**WHAT YOU WILL DO:** Take the records underneath and set them down exactly.

**STORED RECORDS:**
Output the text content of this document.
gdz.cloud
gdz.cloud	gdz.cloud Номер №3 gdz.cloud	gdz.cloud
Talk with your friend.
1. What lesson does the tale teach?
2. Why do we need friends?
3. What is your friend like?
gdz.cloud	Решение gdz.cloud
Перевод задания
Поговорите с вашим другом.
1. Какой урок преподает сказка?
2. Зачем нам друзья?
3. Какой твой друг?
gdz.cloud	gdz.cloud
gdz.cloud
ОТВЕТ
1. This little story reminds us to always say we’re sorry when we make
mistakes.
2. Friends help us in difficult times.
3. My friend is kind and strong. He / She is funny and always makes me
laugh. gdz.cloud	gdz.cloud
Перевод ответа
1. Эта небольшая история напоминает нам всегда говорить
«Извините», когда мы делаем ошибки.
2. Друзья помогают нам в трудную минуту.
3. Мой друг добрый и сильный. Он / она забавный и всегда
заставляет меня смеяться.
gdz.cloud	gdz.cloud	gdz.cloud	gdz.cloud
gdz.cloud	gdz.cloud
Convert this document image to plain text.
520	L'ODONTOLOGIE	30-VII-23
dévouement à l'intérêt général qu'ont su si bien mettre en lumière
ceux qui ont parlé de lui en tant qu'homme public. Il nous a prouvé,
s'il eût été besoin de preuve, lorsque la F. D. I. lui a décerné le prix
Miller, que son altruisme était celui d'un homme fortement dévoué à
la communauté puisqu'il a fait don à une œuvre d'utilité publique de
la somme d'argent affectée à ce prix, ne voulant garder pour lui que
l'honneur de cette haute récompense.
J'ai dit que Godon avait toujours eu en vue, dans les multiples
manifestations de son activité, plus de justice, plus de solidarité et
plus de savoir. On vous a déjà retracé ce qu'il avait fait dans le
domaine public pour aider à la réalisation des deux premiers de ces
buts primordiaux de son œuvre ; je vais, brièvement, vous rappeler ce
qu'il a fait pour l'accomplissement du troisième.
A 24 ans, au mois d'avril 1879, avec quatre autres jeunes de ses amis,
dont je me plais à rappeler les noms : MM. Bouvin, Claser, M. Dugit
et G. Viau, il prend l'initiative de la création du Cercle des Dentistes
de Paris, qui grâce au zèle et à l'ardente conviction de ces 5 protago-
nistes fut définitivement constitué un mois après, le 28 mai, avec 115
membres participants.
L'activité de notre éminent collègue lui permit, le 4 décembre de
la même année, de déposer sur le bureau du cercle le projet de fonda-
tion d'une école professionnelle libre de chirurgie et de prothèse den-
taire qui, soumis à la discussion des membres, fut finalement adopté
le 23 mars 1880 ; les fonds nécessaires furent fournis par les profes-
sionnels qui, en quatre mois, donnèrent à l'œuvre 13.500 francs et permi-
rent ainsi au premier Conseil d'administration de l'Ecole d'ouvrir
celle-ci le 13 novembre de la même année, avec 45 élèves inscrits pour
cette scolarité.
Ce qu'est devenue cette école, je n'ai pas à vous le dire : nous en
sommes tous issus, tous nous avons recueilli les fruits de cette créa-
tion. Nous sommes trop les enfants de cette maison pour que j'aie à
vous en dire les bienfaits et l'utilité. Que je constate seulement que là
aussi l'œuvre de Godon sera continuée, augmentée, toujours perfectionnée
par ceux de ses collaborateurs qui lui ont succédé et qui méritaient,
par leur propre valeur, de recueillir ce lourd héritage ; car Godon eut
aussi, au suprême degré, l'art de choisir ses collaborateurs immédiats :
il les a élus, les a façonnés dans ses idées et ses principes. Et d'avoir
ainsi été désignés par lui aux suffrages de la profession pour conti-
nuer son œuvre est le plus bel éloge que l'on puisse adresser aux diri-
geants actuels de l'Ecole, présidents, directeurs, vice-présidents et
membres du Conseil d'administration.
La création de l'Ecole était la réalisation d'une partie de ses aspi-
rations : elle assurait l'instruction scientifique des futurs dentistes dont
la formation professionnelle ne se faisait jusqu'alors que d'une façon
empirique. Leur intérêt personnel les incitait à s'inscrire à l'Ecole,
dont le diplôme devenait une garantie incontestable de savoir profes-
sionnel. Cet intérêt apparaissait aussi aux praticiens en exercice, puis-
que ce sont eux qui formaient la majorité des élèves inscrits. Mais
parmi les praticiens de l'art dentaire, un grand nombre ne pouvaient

**RESULT OF THIS TASK:**
Output the text content of this document.
gdz.cloud
gdz.cloud	gdz.cloud Номер №3 gdz.cloud	gdz.cloud
Talk with your friend.
1. What lesson does the tale teach?
2. Why do we need friends?
3. What is your friend like?
gdz.cloud	Решение gdz.cloud
Перевод задания
Поговорите с вашим другом.
1. Какой урок преподает сказка?
2. Зачем нам друзья?
3. Какой твой друг?
gdz.cloud	gdz.cloud
gdz.cloud
ОТВЕТ
1. This little story reminds us to always say we’re sorry when we make
mistakes.
2. Friends help us in difficult times.
3. My friend is kind and strong. He / She is funny and always makes me
laugh. gdz.cloud	gdz.cloud
Перевод ответа
1. Эта небольшая история напоминает нам всегда говорить
«Извините», когда мы делаем ошибки.
2. Друзья помогают нам в трудную минуту.
3. Мой друг добрый и сильный. Он / она забавный и всегда
заставляет меня смеяться.
gdz.cloud	gdz.cloud	gdz.cloud	gdz.cloud
gdz.cloud	gdz.cloud
Convert this document image to plain text.
520	L'ODONTOLOGIE	30-VII-23
dévouement à l'intérêt général qu'ont su si bien mettre en lumière
ceux qui ont parlé de lui en tant qu'homme public. Il nous a prouvé,
s'il eût été besoin de preuve, lorsque la F. D. I. lui a décerné le prix
Miller, que son altruisme était celui d'un homme fortement dévoué à
la communauté puisqu'il a fait don à une œuvre d'utilité publique de
la somme d'argent affectée à ce prix, ne voulant garder pour lui que
l'honneur de cette haute récompense.
J'ai dit que Godon avait toujours eu en vue, dans les multiples
manifestations de son activité, plus de justice, plus de solidarité et
plus de savoir. On vous a déjà retracé ce qu'il avait fait dans le
domaine public pour aider à la réalisation des deux premiers de ces
buts primordiaux de son œuvre ; je vais, brièvement, vous rappeler ce
qu'il a fait pour l'accomplissement du troisième.
A 24 ans, au mois d'avril 1879, avec quatre autres jeunes de ses amis,
dont je me plais à rappeler les noms : MM. Bouvin, Claser, M. Dugit
et G. Viau, il prend l'initiative de la création du Cercle des Dentistes
de Paris, qui grâce au zèle et à l'ardente conviction de ces 5 protago-
nistes fut définitivement constitué un mois après, le 28 mai, avec 115
membres participants.
L'activité de notre éminent collègue lui permit, le 4 décembre de
la même année, de déposer sur le bureau du cercle le projet de fonda-
tion d'une école professionnelle libre de chirurgie et de prothèse den-
taire qui, soumis à la discussion des membres, fut finalement adopté
le 23 mars 1880 ; les fonds nécessaires furent fournis par les profes-
sionnels qui, en quatre mois, donnèrent à l'œuvre 13.500 francs et permi-
rent ainsi au premier Conseil d'administration de l'Ecole d'ouvrir
celle-ci le 13 novembre de la même année, avec 45 élèves inscrits pour
cette scolarité.
Ce qu'est devenue cette école, je n'ai pas à vous le dire : nous en
sommes tous issus, tous nous avons recueilli les fruits de cette créa-
tion. Nous sommes trop les enfants de cette maison pour que j'aie à
vous en dire les bienfaits et l'utilité. Que je constate seulement que là
aussi l'œuvre de Godon sera continuée, augmentée, toujours perfectionnée
par ceux de ses collaborateurs qui lui ont succédé et qui méritaient,
par leur propre valeur, de recueillir ce lourd héritage ; car Godon eut
aussi, au suprême degré, l'art de choisir ses collaborateurs immédiats :
il les a élus, les a façonnés dans ses idées et ses principes. Et d'avoir
ainsi été désignés par lui aux suffrages de la profession pour conti-
nuer son œuvre est le plus bel éloge que l'on puisse adresser aux diri-
geants actuels de l'Ecole, présidents, directeurs, vice-présidents et
membres du Conseil d'administration.
La création de l'Ecole était la réalisation d'une partie de ses aspi-
rations : elle assurait l'instruction scientifique des futurs dentistes dont
la formation professionnelle ne se faisait jusqu'alors que d'une façon
empirique. Leur intérêt personnel les incitait à s'inscrire à l'Ecole,
dont le diplôme devenait une garantie incontestable de savoir profes-
sionnel. Cet intérêt apparaissait aussi aux praticiens en exercice, puis-
que ce sont eux qui formaient la majorité des élèves inscrits. Mais
parmi les praticiens de l'art dentaire, un grand nombre ne pouvaient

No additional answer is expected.